Data records
------------------------------------

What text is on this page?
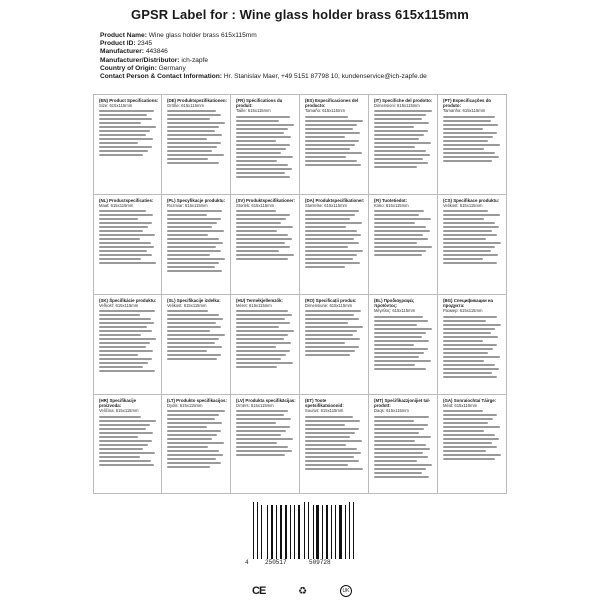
GPSR Label for : Wine glass holder brass 615x115mm
Product Name: Wine glass holder brass 615x115mm
Product ID: 2345
Manufacturer: 443846
Manufacturer/Distributor: ich-zapfe
Country of Origin: Germany
Contact Person & Contact Information: Hr. Stanislav Maer, +49 5151 87798 10, kundenservice@ich-zapfe.de
(EN) Product Specifications:
Size: 615x115mm
(DE) Produktspezifikationen:
Größe: 615x115mm
(FR) Spécifications du produit:
Taille: 615x115mm
(ES) Especificaciones del producto:
Tamaño: 615x115mm
(IT) Specifiche del prodotto:
Dimensioni: 615x115mm
(PT) Especificações do produto:
Tamanho: 615x115mm
(NL) Productspecificaties:
Maat: 615x115mm
(PL) Specyfikacje produktu:
Rozmiar: 615x115mm
(SV) Produktspecifikationer:
Storlek: 615x115mm
(DA) Produktspecifikationer:
Størrelse: 615x115mm
(FI) Tuotetiedot:
Koko: 615x115mm
(CS) Specifikace produktu:
Velikost: 615x115mm
(SK) Špecifikácie produktu:
Veľkosť: 615x115mm
(SL) Specifikacije izdelka:
Velikost: 615x115mm
(HU) Termékjellemzők:
Méret: 615x115mm
(RO) Specificații produs:
Dimensiune: 615x115mm
(EL) Προδιαγραφές προϊόντος:
Μέγεθος: 615x115mm
(BG) Спецификации на продукта:
Размер: 615x115mm
(HR) Specifikacije proizvoda:
Veličina: 615x115mm
(LT) Produkto specifikacijos:
Dydis: 615x115mm
(LV) Produkta specifikācijas:
Izmērs: 615x115mm
(ET) Toote spetsifikatsioonid:
Suurus: 615x115mm
(MT) Speċifikazzjonijiet tal-prodott:
Daqs: 615x115mm
(GA) Sonraíochtaí Táirge:
Méid: 615x115mm
4	250517	509728
CE	♻	UK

------------------------------------

Copy down every line of the entries containing the word "Manufacturer".

* _RESPONSE_
Manufacturer: 443846
Manufacturer/Distributor: ich-zapfe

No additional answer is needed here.